TASK BRIEF
Extract the listing below in full, unchanged.
start
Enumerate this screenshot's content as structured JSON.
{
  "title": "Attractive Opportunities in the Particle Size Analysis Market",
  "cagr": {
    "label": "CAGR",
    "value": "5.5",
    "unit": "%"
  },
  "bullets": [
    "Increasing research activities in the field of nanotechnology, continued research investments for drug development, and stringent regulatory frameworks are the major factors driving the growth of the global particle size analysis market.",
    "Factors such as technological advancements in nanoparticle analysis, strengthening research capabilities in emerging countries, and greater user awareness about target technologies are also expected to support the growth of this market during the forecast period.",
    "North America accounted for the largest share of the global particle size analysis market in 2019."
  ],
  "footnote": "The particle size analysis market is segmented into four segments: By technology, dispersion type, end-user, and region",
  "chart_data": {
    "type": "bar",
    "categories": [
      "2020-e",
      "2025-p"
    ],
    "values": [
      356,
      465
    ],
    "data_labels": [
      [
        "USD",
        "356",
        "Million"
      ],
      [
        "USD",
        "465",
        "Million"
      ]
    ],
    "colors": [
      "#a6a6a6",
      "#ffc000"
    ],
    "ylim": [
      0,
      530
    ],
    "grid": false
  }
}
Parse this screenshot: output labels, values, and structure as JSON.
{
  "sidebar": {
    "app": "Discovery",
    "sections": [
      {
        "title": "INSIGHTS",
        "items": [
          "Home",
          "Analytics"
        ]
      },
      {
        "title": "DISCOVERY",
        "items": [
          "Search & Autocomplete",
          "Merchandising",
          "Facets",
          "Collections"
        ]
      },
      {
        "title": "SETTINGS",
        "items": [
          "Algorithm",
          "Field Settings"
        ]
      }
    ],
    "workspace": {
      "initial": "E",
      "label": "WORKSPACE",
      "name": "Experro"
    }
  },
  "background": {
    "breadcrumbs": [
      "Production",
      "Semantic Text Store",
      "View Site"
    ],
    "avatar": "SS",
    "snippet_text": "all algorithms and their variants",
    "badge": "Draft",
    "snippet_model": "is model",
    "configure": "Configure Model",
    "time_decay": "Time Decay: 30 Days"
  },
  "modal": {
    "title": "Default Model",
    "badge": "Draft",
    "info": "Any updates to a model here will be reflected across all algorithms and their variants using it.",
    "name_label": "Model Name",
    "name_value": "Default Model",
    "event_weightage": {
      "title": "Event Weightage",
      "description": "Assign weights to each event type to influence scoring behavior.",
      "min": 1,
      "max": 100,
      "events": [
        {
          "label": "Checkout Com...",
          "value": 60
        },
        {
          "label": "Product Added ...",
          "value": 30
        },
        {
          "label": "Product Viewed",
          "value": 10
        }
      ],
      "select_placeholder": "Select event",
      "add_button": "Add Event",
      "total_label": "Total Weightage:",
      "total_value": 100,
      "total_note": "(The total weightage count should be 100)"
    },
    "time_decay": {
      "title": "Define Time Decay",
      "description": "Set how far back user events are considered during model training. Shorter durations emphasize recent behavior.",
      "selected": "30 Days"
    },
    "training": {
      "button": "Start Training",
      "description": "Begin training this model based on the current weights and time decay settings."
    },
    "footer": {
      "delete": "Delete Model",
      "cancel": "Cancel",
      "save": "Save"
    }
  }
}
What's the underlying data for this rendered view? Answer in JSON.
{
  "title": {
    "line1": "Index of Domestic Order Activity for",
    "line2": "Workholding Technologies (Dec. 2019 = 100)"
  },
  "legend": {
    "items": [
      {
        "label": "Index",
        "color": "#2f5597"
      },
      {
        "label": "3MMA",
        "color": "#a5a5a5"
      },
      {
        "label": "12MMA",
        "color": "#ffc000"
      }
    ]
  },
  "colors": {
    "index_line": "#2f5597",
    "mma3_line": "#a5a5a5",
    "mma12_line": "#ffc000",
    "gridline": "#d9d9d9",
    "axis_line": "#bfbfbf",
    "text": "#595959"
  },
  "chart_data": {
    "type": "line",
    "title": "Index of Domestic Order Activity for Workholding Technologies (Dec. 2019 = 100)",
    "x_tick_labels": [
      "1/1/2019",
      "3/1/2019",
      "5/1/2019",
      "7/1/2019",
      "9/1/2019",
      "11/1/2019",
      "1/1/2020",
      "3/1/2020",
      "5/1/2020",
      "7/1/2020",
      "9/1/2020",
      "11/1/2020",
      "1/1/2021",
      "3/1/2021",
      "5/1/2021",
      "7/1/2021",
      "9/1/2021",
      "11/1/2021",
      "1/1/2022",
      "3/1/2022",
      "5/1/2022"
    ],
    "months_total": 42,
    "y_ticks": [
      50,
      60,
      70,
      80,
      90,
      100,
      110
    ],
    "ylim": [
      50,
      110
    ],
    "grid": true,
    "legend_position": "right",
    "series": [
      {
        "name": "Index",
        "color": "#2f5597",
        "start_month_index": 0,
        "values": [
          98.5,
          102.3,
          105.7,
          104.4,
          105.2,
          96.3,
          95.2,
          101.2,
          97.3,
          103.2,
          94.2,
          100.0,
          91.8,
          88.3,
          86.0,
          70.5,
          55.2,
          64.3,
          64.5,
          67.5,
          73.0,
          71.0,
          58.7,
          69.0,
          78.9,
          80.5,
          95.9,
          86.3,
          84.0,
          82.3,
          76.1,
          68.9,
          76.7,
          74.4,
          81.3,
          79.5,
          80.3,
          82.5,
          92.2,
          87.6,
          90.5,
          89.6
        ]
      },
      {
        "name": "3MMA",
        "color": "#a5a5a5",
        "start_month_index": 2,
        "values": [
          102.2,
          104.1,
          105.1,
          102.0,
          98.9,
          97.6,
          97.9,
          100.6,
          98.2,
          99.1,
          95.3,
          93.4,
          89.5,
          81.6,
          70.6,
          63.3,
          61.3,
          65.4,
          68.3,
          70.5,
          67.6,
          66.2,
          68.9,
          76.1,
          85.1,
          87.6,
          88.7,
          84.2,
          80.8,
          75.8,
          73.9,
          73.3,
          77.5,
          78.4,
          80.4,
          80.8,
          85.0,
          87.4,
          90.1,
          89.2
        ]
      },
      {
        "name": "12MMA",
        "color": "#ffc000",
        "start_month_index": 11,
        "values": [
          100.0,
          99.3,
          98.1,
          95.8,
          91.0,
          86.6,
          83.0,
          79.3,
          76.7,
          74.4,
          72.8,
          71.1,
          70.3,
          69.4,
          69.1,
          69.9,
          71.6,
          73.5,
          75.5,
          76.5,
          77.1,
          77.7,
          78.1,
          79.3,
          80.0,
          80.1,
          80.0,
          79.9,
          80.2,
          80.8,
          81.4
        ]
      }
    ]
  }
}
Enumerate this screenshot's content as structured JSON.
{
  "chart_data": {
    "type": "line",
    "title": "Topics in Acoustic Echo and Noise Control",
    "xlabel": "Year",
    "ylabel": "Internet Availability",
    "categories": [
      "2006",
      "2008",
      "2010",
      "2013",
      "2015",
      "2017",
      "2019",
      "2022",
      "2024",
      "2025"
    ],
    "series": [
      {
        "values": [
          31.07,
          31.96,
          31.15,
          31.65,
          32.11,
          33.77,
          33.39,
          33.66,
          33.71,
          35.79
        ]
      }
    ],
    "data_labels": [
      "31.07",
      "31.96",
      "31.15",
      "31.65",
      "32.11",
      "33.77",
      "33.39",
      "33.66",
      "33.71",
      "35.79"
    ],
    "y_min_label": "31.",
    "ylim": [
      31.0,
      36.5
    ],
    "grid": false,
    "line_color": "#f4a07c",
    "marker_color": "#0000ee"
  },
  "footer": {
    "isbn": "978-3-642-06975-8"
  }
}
end
EXERCISE RESPONSE
Enumerate this screenshot's content as structured JSON.
{
  "title": "Attractive Opportunities in the Particle Size Analysis Market",
  "cagr": {
    "label": "CAGR",
    "value": "5.5",
    "unit": "%"
  },
  "bullets": [
    "Increasing research activities in the field of nanotechnology, continued research investments for drug development, and stringent regulatory frameworks are the major factors driving the growth of the global particle size analysis market.",
    "Factors such as technological advancements in nanoparticle analysis, strengthening research capabilities in emerging countries, and greater user awareness about target technologies are also expected to support the growth of this market during the forecast period.",
    "North America accounted for the largest share of the global particle size analysis market in 2019."
  ],
  "footnote": "The particle size analysis market is segmented into four segments: By technology, dispersion type, end-user, and region",
  "chart_data": {
    "type": "bar",
    "categories": [
      "2020-e",
      "2025-p"
    ],
    "values": [
      356,
      465
    ],
    "data_labels": [
      [
        "USD",
        "356",
        "Million"
      ],
      [
        "USD",
        "465",
        "Million"
      ]
    ],
    "colors": [
      "#a6a6a6",
      "#ffc000"
    ],
    "ylim": [
      0,
      530
    ],
    "grid": false
  }
}
Parse this screenshot: output labels, values, and structure as JSON.
{
  "sidebar": {
    "app": "Discovery",
    "sections": [
      {
        "title": "INSIGHTS",
        "items": [
          "Home",
          "Analytics"
        ]
      },
      {
        "title": "DISCOVERY",
        "items": [
          "Search & Autocomplete",
          "Merchandising",
          "Facets",
          "Collections"
        ]
      },
      {
        "title": "SETTINGS",
        "items": [
          "Algorithm",
          "Field Settings"
        ]
      }
    ],
    "workspace": {
      "initial": "E",
      "label": "WORKSPACE",
      "name": "Experro"
    }
  },
  "background": {
    "breadcrumbs": [
      "Production",
      "Semantic Text Store",
      "View Site"
    ],
    "avatar": "SS",
    "snippet_text": "all algorithms and their variants",
    "badge": "Draft",
    "snippet_model": "is model",
    "configure": "Configure Model",
    "time_decay": "Time Decay: 30 Days"
  },
  "modal": {
    "title": "Default Model",
    "badge": "Draft",
    "info": "Any updates to a model here will be reflected across all algorithms and their variants using it.",
    "name_label": "Model Name",
    "name_value": "Default Model",
    "event_weightage": {
      "title": "Event Weightage",
      "description": "Assign weights to each event type to influence scoring behavior.",
      "min": 1,
      "max": 100,
      "events": [
        {
          "label": "Checkout Com...",
          "value": 60
        },
        {
          "label": "Product Added ...",
          "value": 30
        },
        {
          "label": "Product Viewed",
          "value": 10
        }
      ],
      "select_placeholder": "Select event",
      "add_button": "Add Event",
      "total_label": "Total Weightage:",
      "total_value": 100,
      "total_note": "(The total weightage count should be 100)"
    },
    "time_decay": {
      "title": "Define Time Decay",
      "description": "Set how far back user events are considered during model training. Shorter durations emphasize recent behavior.",
      "selected": "30 Days"
    },
    "training": {
      "button": "Start Training",
      "description": "Begin training this model based on the current weights and time decay settings."
    },
    "footer": {
      "delete": "Delete Model",
      "cancel": "Cancel",
      "save": "Save"
    }
  }
}
What's the underlying data for this rendered view? Answer in JSON.
{
  "title": {
    "line1": "Index of Domestic Order Activity for",
    "line2": "Workholding Technologies (Dec. 2019 = 100)"
  },
  "legend": {
    "items": [
      {
        "label": "Index",
        "color": "#2f5597"
      },
      {
        "label": "3MMA",
        "color": "#a5a5a5"
      },
      {
        "label": "12MMA",
        "color": "#ffc000"
      }
    ]
  },
  "colors": {
    "index_line": "#2f5597",
    "mma3_line": "#a5a5a5",
    "mma12_line": "#ffc000",
    "gridline": "#d9d9d9",
    "axis_line": "#bfbfbf",
    "text": "#595959"
  },
  "chart_data": {
    "type": "line",
    "title": "Index of Domestic Order Activity for Workholding Technologies (Dec. 2019 = 100)",
    "x_tick_labels": [
      "1/1/2019",
      "3/1/2019",
      "5/1/2019",
      "7/1/2019",
      "9/1/2019",
      "11/1/2019",
      "1/1/2020",
      "3/1/2020",
      "5/1/2020",
      "7/1/2020",
      "9/1/2020",
      "11/1/2020",
      "1/1/2021",
      "3/1/2021",
      "5/1/2021",
      "7/1/2021",
      "9/1/2021",
      "11/1/2021",
      "1/1/2022",
      "3/1/2022",
      "5/1/2022"
    ],
    "months_total": 42,
    "y_ticks": [
      50,
      60,
      70,
      80,
      90,
      100,
      110
    ],
    "ylim": [
      50,
      110
    ],
    "grid": true,
    "legend_position": "right",
    "series": [
      {
        "name": "Index",
        "color": "#2f5597",
        "start_month_index": 0,
        "values": [
          98.5,
          102.3,
          105.7,
          104.4,
          105.2,
          96.3,
          95.2,
          101.2,
          97.3,
          103.2,
          94.2,
          100.0,
          91.8,
          88.3,
          86.0,
          70.5,
          55.2,
          64.3,
          64.5,
          67.5,
          73.0,
          71.0,
          58.7,
          69.0,
          78.9,
          80.5,
          95.9,
          86.3,
          84.0,
          82.3,
          76.1,
          68.9,
          76.7,
          74.4,
          81.3,
          79.5,
          80.3,
          82.5,
          92.2,
          87.6,
          90.5,
          89.6
        ]
      },
      {
        "name": "3MMA",
        "color": "#a5a5a5",
        "start_month_index": 2,
        "values": [
          102.2,
          104.1,
          105.1,
          102.0,
          98.9,
          97.6,
          97.9,
          100.6,
          98.2,
          99.1,
          95.3,
          93.4,
          89.5,
          81.6,
          70.6,
          63.3,
          61.3,
          65.4,
          68.3,
          70.5,
          67.6,
          66.2,
          68.9,
          76.1,
          85.1,
          87.6,
          88.7,
          84.2,
          80.8,
          75.8,
          73.9,
          73.3,
          77.5,
          78.4,
          80.4,
          80.8,
          85.0,
          87.4,
          90.1,
          89.2
        ]
      },
      {
        "name": "12MMA",
        "color": "#ffc000",
        "start_month_index": 11,
        "values": [
          100.0,
          99.3,
          98.1,
          95.8,
          91.0,
          86.6,
          83.0,
          79.3,
          76.7,
          74.4,
          72.8,
          71.1,
          70.3,
          69.4,
          69.1,
          69.9,
          71.6,
          73.5,
          75.5,
          76.5,
          77.1,
          77.7,
          78.1,
          79.3,
          80.0,
          80.1,
          80.0,
          79.9,
          80.2,
          80.8,
          81.4
        ]
      }
    ]
  }
}
Enumerate this screenshot's content as structured JSON.
{
  "chart_data": {
    "type": "line",
    "title": "Topics in Acoustic Echo and Noise Control",
    "xlabel": "Year",
    "ylabel": "Internet Availability",
    "categories": [
      "2006",
      "2008",
      "2010",
      "2013",
      "2015",
      "2017",
      "2019",
      "2022",
      "2024",
      "2025"
    ],
    "series": [
      {
        "values": [
          31.07,
          31.96,
          31.15,
          31.65,
          32.11,
          33.77,
          33.39,
          33.66,
          33.71,
          35.79
        ]
      }
    ],
    "data_labels": [
      "31.07",
      "31.96",
      "31.15",
      "31.65",
      "32.11",
      "33.77",
      "33.39",
      "33.66",
      "33.71",
      "35.79"
    ],
    "y_min_label": "31.",
    "ylim": [
      31.0,
      36.5
    ],
    "grid": false,
    "line_color": "#f4a07c",
    "marker_color": "#0000ee"
  },
  "footer": {
    "isbn": "978-3-642-06975-8"
  }
}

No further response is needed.